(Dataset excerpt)
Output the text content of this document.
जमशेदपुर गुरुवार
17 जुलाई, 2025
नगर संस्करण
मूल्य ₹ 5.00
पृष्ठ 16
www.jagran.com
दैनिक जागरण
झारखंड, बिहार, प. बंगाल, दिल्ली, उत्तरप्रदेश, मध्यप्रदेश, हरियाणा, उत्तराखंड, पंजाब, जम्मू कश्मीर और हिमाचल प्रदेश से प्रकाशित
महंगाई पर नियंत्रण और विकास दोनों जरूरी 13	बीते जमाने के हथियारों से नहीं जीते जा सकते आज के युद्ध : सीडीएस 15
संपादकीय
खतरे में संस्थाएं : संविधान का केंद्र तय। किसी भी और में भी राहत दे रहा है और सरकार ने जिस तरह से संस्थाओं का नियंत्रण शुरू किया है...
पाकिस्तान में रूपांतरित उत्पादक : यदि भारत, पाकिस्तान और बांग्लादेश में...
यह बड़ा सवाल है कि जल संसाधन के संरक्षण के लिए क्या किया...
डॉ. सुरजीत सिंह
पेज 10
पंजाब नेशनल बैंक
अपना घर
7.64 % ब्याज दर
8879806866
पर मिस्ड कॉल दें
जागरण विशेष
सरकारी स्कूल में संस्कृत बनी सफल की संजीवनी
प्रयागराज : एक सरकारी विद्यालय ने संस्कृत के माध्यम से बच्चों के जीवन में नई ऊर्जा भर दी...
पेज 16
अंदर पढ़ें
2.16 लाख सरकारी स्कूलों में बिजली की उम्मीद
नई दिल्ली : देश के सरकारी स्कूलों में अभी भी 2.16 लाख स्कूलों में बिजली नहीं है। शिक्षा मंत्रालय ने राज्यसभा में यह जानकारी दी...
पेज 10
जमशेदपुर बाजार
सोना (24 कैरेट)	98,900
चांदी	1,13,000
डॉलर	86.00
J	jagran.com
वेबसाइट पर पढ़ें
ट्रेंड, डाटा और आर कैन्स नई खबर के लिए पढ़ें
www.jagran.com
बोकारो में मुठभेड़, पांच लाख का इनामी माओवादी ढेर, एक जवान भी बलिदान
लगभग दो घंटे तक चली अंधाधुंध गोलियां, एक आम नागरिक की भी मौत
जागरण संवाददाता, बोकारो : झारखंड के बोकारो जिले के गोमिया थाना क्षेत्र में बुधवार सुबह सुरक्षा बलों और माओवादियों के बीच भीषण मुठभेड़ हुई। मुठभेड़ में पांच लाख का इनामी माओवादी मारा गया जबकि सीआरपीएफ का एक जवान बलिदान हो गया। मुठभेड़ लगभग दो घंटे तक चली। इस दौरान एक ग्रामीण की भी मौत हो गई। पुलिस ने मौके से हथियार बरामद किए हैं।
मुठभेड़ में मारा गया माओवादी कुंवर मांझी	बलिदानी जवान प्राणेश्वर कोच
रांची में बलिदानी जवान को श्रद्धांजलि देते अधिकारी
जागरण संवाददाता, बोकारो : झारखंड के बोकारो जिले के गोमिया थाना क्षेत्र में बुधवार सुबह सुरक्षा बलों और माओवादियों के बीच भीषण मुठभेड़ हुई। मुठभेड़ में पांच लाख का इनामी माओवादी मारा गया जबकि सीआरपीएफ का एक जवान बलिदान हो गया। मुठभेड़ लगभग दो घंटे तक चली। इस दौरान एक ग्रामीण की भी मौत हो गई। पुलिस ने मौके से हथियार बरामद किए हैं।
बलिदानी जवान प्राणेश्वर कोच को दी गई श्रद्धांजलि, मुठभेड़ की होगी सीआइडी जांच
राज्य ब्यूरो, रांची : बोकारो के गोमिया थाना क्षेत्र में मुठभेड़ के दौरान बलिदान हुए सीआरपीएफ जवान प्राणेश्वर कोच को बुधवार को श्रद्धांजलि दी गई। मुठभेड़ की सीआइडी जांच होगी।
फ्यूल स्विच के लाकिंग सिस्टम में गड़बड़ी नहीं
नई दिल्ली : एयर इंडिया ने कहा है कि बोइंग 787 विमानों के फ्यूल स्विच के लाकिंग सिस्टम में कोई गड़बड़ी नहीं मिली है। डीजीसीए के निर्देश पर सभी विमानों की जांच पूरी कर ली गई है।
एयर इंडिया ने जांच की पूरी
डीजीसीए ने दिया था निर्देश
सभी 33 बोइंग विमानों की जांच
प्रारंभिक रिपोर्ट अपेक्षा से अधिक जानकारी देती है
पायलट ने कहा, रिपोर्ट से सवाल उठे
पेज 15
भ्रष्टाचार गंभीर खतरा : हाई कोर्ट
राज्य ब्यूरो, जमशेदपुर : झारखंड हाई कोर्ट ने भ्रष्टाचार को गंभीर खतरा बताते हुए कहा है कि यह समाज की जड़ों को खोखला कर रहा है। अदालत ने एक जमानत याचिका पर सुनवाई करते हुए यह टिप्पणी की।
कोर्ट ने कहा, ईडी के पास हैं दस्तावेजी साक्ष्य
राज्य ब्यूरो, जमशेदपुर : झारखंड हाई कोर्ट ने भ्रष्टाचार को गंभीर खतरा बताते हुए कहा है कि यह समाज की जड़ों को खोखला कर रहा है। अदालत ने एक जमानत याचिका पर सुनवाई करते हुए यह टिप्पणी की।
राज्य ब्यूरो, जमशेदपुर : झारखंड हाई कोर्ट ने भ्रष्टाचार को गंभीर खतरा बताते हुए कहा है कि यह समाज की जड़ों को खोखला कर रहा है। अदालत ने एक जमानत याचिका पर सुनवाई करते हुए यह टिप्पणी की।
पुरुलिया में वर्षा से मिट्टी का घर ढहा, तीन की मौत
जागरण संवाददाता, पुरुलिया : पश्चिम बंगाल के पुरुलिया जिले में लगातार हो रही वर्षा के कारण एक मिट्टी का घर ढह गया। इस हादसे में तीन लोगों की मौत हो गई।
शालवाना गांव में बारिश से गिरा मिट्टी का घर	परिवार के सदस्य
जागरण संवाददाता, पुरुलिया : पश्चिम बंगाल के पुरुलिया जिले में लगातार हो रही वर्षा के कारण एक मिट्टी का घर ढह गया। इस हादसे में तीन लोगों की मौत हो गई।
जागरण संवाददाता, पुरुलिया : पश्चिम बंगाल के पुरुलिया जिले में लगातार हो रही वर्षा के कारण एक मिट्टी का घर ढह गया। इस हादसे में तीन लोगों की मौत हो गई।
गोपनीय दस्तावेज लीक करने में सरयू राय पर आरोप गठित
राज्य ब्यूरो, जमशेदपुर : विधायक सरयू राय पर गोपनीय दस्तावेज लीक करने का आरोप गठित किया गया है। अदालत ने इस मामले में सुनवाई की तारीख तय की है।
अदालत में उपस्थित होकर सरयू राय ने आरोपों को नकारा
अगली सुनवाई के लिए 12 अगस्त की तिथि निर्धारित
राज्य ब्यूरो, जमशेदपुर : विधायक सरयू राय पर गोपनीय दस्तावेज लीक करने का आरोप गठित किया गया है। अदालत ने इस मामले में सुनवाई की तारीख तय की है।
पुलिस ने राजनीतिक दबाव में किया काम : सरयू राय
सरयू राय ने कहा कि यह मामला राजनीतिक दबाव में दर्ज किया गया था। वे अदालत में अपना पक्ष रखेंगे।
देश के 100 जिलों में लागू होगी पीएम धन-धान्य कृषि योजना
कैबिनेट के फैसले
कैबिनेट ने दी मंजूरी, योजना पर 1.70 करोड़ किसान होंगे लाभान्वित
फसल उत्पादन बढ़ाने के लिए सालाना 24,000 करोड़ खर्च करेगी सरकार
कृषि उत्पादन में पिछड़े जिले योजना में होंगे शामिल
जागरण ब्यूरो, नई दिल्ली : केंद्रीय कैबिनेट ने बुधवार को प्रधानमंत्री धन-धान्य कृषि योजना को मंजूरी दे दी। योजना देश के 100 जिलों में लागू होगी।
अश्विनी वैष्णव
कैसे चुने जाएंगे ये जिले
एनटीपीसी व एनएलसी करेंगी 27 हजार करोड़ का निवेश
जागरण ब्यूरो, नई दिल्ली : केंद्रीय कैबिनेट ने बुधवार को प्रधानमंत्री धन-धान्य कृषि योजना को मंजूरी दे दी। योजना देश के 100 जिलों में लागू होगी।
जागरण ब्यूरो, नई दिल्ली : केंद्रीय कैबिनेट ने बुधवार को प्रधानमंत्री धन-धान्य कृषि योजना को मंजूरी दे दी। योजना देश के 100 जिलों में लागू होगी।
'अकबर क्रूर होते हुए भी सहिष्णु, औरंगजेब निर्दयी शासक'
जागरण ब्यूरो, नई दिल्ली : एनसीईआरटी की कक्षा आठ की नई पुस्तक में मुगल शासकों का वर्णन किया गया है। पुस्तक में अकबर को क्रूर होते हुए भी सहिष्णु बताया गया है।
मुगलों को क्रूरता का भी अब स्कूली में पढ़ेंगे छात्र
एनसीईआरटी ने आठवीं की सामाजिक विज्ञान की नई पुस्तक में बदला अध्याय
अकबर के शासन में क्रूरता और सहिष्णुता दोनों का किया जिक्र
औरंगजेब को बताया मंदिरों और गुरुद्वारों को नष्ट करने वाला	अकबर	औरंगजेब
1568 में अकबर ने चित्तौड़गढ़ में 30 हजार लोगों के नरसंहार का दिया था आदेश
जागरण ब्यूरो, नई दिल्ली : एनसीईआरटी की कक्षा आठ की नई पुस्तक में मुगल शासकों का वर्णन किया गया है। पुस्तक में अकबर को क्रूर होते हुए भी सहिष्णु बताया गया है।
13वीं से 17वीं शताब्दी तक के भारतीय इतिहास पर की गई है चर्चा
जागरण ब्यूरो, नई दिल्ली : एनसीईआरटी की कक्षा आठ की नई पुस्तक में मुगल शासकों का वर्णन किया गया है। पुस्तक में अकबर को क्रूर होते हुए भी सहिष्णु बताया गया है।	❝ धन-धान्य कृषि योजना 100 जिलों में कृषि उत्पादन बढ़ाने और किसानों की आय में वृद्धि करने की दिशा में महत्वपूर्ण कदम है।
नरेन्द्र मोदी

- Prompt:
List the lines of the records where "अकबर" occurs.

- Response below:
'अकबर क्रूर होते हुए भी सहिष्णु, औरंगजेब निर्दयी शासक'
जागरण ब्यूरो, नई दिल्ली : एनसीईआरटी की कक्षा आठ की नई पुस्तक में मुगल शासकों का वर्णन किया गया है। पुस्तक में अकबर को क्रूर होते हुए भी सहिष्णु बताया गया है।
अकबर के शासन में क्रूरता और सहिष्णुता दोनों का किया जिक्र
औरंगजेब को बताया मंदिरों और गुरुद्वारों को नष्ट करने वाला	अकबर	औरंगजेब
1568 में अकबर ने चित्तौड़गढ़ में 30 हजार लोगों के नरसंहार का दिया था आदेश
जागरण ब्यूरो, नई दिल्ली : एनसीईआरटी की कक्षा आठ की नई पुस्तक में मुगल शासकों का वर्णन किया गया है। पुस्तक में अकबर को क्रूर होते हुए भी सहिष्णु बताया गया है।
जागरण ब्यूरो, नई दिल्ली : एनसीईआरटी की कक्षा आठ की नई पुस्तक में मुगल शासकों का वर्णन किया गया है। पुस्तक में अकबर को क्रूर होते हुए भी सहिष्णु बताया गया है।	❝ धन-धान्य कृषि योजना 100 जिलों में कृषि उत्पादन बढ़ाने और किसानों की आय में वृद्धि करने की दिशा में महत्वपूर्ण कदम है।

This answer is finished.